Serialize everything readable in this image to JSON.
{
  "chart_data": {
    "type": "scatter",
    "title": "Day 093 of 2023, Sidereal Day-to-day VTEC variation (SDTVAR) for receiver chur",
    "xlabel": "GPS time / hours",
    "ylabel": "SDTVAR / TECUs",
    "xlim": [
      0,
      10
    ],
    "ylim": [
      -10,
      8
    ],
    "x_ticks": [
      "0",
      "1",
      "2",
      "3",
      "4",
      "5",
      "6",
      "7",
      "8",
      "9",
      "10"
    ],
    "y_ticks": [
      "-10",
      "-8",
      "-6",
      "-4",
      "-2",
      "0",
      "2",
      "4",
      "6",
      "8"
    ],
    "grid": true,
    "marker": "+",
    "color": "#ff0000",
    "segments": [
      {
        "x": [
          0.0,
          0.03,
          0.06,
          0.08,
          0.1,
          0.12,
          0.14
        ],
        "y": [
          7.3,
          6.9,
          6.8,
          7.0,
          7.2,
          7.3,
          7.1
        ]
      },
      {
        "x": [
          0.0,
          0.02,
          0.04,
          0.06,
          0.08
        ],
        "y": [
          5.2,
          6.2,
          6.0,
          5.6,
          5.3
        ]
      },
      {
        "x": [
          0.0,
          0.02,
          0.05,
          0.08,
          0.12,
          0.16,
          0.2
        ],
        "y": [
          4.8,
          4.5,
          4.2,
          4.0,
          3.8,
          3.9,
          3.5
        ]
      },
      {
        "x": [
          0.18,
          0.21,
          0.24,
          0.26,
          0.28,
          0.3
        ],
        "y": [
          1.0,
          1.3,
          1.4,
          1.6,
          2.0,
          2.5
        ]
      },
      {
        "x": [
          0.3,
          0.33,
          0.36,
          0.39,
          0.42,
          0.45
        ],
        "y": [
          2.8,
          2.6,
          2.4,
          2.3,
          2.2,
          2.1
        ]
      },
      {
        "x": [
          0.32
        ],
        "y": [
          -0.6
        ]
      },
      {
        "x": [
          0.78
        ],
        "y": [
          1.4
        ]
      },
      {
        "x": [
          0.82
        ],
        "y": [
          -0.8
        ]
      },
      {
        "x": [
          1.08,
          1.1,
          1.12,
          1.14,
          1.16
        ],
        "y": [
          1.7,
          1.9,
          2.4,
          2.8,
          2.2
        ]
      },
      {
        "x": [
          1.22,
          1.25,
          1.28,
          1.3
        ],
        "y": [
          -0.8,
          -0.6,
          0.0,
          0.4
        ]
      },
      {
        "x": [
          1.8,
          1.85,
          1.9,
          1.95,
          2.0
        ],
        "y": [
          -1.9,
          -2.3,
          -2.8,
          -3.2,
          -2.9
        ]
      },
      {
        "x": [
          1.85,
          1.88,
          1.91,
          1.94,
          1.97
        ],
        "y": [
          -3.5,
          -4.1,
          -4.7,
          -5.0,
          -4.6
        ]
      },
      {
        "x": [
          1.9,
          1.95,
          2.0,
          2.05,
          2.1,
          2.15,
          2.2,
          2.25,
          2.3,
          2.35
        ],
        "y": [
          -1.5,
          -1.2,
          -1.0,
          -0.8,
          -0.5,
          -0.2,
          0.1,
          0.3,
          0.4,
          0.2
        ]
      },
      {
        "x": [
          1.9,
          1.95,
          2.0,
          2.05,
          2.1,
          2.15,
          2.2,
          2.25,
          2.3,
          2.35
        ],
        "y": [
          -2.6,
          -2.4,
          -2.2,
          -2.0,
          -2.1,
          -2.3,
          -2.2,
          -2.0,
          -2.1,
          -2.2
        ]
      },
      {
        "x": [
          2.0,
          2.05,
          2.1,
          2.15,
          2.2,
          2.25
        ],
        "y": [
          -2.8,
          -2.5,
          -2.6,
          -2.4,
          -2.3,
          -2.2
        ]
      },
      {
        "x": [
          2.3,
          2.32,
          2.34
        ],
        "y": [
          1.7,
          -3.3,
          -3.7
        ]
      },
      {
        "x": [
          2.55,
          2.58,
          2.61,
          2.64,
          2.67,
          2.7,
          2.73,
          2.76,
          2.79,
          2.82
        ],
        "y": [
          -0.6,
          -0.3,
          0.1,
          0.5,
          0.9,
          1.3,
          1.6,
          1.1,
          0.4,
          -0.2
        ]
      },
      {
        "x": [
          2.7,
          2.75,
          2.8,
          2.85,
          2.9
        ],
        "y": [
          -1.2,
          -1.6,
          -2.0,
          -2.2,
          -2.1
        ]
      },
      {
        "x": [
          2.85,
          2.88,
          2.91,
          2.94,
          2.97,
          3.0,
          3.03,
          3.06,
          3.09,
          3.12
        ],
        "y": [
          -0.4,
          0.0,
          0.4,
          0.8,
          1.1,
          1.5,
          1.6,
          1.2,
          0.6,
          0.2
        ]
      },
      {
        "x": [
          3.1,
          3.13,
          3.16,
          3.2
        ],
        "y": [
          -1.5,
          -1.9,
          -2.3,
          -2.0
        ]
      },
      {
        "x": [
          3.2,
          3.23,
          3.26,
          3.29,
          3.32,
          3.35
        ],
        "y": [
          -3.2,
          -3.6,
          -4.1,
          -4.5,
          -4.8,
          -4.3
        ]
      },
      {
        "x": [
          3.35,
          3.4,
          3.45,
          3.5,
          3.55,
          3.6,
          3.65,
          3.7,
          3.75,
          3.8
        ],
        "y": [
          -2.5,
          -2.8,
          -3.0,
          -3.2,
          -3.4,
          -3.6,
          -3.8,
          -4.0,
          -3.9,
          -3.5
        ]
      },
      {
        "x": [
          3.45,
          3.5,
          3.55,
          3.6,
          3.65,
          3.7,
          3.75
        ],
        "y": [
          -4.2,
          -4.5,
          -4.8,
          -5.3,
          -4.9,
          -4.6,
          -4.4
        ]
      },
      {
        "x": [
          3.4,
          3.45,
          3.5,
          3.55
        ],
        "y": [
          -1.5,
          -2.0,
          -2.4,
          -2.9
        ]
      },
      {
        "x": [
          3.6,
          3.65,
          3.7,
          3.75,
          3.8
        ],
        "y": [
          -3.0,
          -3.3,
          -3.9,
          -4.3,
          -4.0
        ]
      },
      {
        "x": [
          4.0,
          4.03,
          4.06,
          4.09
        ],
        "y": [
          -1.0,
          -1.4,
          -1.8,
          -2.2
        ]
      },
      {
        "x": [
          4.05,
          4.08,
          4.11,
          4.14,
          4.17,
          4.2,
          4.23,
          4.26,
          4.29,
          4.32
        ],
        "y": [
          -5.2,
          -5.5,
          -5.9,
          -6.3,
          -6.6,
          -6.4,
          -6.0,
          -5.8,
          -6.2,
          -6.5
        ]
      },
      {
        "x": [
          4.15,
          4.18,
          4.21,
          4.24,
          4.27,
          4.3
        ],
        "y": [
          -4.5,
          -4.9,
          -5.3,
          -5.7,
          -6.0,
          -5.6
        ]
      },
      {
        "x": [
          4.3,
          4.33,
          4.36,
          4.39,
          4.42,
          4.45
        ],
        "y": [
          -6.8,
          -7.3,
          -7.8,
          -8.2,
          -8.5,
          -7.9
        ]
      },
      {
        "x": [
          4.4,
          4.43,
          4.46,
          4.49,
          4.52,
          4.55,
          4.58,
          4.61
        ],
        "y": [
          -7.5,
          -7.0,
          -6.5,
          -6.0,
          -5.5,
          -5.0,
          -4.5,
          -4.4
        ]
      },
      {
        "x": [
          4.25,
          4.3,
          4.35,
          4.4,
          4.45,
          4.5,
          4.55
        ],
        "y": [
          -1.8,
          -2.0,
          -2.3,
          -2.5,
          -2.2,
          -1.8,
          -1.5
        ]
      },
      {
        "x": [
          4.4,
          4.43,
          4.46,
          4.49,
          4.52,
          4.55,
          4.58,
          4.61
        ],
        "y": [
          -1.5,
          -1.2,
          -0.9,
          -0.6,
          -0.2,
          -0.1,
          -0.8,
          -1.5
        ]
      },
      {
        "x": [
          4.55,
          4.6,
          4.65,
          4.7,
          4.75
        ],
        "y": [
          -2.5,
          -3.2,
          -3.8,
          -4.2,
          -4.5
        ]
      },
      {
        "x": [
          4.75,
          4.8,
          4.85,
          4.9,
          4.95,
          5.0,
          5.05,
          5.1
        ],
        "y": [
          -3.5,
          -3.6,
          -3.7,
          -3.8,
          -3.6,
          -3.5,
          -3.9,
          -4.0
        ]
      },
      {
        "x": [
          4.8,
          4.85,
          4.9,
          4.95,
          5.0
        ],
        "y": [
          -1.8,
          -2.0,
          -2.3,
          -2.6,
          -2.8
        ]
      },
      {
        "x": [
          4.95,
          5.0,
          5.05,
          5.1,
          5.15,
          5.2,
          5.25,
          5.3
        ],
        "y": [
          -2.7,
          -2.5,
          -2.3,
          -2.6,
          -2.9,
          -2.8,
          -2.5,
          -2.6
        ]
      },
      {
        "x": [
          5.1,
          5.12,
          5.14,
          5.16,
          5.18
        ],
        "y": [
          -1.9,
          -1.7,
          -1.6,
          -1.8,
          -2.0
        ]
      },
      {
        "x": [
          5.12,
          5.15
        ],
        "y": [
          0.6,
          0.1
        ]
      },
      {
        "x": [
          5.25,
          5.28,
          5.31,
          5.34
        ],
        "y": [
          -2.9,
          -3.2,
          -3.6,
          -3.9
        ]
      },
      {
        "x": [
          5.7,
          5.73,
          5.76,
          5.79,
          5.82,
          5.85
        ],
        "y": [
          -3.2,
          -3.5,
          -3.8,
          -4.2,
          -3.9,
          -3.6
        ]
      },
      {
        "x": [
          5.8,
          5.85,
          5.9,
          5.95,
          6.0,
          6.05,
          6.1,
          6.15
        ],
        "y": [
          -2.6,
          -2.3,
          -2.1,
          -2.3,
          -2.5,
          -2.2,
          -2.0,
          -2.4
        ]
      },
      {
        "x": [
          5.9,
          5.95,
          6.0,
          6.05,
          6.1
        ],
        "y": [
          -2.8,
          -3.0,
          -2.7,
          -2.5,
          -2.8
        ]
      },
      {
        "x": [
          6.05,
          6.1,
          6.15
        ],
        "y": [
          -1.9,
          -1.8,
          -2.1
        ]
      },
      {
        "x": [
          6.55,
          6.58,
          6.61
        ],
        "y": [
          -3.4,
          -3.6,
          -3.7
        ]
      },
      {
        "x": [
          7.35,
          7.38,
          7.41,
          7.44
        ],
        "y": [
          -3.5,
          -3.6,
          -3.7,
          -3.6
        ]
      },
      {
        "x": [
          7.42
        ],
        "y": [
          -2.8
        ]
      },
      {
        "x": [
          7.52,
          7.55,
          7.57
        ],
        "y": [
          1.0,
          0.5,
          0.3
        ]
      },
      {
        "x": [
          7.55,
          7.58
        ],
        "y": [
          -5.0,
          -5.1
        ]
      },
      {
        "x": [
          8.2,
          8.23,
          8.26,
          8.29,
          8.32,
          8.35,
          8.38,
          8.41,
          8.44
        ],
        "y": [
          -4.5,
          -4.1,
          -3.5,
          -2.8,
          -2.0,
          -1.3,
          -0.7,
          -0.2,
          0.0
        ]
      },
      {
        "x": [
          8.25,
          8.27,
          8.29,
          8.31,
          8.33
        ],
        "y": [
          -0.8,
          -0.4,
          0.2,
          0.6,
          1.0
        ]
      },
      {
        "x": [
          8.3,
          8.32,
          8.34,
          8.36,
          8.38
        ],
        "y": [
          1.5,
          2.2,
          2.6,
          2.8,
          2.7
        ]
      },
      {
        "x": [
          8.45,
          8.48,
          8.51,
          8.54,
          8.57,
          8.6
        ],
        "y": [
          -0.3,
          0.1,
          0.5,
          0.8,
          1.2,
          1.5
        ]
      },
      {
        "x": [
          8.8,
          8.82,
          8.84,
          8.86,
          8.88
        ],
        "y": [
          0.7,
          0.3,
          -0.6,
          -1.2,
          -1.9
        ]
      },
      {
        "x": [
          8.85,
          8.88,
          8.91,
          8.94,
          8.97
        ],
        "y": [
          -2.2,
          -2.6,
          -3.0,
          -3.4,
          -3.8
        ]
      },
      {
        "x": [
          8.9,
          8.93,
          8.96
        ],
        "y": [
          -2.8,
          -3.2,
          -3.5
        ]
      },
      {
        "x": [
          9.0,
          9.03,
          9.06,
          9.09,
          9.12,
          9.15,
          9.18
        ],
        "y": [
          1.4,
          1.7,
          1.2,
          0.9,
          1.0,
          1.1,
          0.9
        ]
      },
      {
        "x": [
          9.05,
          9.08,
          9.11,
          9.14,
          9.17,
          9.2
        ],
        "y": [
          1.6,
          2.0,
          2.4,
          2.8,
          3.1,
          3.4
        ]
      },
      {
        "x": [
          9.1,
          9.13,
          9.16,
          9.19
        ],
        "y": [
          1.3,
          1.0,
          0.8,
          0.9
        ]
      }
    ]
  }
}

━━━━━━━━━━━━━━━━

PROBLEM. Show the lines of the data that hold the word "SDTVAR".

ANSWER TO THE TASK.
    "title": "Day 093 of 2023, Sidereal Day-to-day VTEC variation (SDTVAR) for receiver chur",
    "ylabel": "SDTVAR / TECUs",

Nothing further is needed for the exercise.